> _Rows_
+ + + + +

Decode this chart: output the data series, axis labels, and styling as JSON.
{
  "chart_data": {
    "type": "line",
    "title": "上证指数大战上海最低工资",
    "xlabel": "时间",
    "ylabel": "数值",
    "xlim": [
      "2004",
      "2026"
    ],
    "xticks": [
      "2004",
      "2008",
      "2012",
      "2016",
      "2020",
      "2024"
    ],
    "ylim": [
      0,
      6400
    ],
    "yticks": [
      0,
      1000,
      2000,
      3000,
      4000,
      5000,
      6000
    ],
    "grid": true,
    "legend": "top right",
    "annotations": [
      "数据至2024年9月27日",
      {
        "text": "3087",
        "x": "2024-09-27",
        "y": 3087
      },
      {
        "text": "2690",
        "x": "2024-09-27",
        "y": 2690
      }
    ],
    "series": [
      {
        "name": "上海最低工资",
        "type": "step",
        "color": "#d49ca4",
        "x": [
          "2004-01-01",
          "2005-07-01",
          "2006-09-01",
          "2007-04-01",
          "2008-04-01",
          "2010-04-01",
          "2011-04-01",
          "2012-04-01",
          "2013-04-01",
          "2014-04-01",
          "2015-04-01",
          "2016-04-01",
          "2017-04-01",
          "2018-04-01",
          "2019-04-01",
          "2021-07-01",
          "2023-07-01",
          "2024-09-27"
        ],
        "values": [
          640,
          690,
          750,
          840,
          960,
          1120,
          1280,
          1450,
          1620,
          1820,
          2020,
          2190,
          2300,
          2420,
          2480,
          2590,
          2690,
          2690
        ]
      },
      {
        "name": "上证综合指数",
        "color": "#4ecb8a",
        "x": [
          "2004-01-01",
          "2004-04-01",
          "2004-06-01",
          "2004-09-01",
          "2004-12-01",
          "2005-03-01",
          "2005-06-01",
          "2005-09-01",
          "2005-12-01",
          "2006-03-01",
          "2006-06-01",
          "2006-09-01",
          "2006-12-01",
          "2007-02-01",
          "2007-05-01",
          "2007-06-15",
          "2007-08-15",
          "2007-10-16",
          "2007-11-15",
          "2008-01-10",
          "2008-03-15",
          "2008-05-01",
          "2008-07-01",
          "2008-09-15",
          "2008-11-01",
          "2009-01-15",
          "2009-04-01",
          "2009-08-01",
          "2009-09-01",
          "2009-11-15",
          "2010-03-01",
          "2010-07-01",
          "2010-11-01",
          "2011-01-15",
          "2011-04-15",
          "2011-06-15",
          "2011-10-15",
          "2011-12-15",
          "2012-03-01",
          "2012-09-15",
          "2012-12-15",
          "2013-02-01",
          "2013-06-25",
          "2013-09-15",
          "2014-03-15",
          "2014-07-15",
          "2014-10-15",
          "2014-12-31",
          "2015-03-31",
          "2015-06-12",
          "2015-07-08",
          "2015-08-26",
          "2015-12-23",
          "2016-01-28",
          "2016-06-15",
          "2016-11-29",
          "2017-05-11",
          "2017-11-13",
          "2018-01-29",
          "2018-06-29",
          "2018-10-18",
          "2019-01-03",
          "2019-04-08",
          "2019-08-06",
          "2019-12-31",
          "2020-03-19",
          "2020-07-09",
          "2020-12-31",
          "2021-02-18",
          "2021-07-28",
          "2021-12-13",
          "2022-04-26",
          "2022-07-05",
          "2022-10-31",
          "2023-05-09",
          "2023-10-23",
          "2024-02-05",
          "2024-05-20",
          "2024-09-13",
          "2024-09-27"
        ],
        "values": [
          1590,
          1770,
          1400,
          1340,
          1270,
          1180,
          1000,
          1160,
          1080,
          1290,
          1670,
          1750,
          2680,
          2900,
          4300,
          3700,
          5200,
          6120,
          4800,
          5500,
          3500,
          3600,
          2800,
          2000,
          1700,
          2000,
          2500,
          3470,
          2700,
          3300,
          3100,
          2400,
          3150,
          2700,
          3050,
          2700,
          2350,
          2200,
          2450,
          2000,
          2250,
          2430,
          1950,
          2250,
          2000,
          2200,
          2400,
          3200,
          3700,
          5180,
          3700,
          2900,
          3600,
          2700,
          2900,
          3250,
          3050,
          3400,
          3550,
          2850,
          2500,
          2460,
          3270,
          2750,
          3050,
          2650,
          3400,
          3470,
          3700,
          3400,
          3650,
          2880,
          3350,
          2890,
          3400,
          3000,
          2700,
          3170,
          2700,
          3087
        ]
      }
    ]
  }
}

+ + + + +

> _Task brief_
Extract all of the data shown above without alteration.

> _Exercise answer_
Decode this chart: output the data series, axis labels, and styling as JSON.
{
  "chart_data": {
    "type": "line",
    "title": "上证指数大战上海最低工资",
    "xlabel": "时间",
    "ylabel": "数值",
    "xlim": [
      "2004",
      "2026"
    ],
    "xticks": [
      "2004",
      "2008",
      "2012",
      "2016",
      "2020",
      "2024"
    ],
    "ylim": [
      0,
      6400
    ],
    "yticks": [
      0,
      1000,
      2000,
      3000,
      4000,
      5000,
      6000
    ],
    "grid": true,
    "legend": "top right",
    "annotations": [
      "数据至2024年9月27日",
      {
        "text": "3087",
        "x": "2024-09-27",
        "y": 3087
      },
      {
        "text": "2690",
        "x": "2024-09-27",
        "y": 2690
      }
    ],
    "series": [
      {
        "name": "上海最低工资",
        "type": "step",
        "color": "#d49ca4",
        "x": [
          "2004-01-01",
          "2005-07-01",
          "2006-09-01",
          "2007-04-01",
          "2008-04-01",
          "2010-04-01",
          "2011-04-01",
          "2012-04-01",
          "2013-04-01",
          "2014-04-01",
          "2015-04-01",
          "2016-04-01",
          "2017-04-01",
          "2018-04-01",
          "2019-04-01",
          "2021-07-01",
          "2023-07-01",
          "2024-09-27"
        ],
        "values": [
          640,
          690,
          750,
          840,
          960,
          1120,
          1280,
          1450,
          1620,
          1820,
          2020,
          2190,
          2300,
          2420,
          2480,
          2590,
          2690,
          2690
        ]
      },
      {
        "name": "上证综合指数",
        "color": "#4ecb8a",
        "x": [
          "2004-01-01",
          "2004-04-01",
          "2004-06-01",
          "2004-09-01",
          "2004-12-01",
          "2005-03-01",
          "2005-06-01",
          "2005-09-01",
          "2005-12-01",
          "2006-03-01",
          "2006-06-01",
          "2006-09-01",
          "2006-12-01",
          "2007-02-01",
          "2007-05-01",
          "2007-06-15",
          "2007-08-15",
          "2007-10-16",
          "2007-11-15",
          "2008-01-10",
          "2008-03-15",
          "2008-05-01",
          "2008-07-01",
          "2008-09-15",
          "2008-11-01",
          "2009-01-15",
          "2009-04-01",
          "2009-08-01",
          "2009-09-01",
          "2009-11-15",
          "2010-03-01",
          "2010-07-01",
          "2010-11-01",
          "2011-01-15",
          "2011-04-15",
          "2011-06-15",
          "2011-10-15",
          "2011-12-15",
          "2012-03-01",
          "2012-09-15",
          "2012-12-15",
          "2013-02-01",
          "2013-06-25",
          "2013-09-15",
          "2014-03-15",
          "2014-07-15",
          "2014-10-15",
          "2014-12-31",
          "2015-03-31",
          "2015-06-12",
          "2015-07-08",
          "2015-08-26",
          "2015-12-23",
          "2016-01-28",
          "2016-06-15",
          "2016-11-29",
          "2017-05-11",
          "2017-11-13",
          "2018-01-29",
          "2018-06-29",
          "2018-10-18",
          "2019-01-03",
          "2019-04-08",
          "2019-08-06",
          "2019-12-31",
          "2020-03-19",
          "2020-07-09",
          "2020-12-31",
          "2021-02-18",
          "2021-07-28",
          "2021-12-13",
          "2022-04-26",
          "2022-07-05",
          "2022-10-31",
          "2023-05-09",
          "2023-10-23",
          "2024-02-05",
          "2024-05-20",
          "2024-09-13",
          "2024-09-27"
        ],
        "values": [
          1590,
          1770,
          1400,
          1340,
          1270,
          1180,
          1000,
          1160,
          1080,
          1290,
          1670,
          1750,
          2680,
          2900,
          4300,
          3700,
          5200,
          6120,
          4800,
          5500,
          3500,
          3600,
          2800,
          2000,
          1700,
          2000,
          2500,
          3470,
          2700,
          3300,
          3100,
          2400,
          3150,
          2700,
          3050,
          2700,
          2350,
          2200,
          2450,
          2000,
          2250,
          2430,
          1950,
          2250,
          2000,
          2200,
          2400,
          3200,
          3700,
          5180,
          3700,
          2900,
          3600,
          2700,
          2900,
          3250,
          3050,
          3400,
          3550,
          2850,
          2500,
          2460,
          3270,
          2750,
          3050,
          2650,
          3400,
          3470,
          3700,
          3400,
          3650,
          2880,
          3350,
          2890,
          3400,
          3000,
          2700,
          3170,
          2700,
          3087
        ]
      }
    ]
  }
}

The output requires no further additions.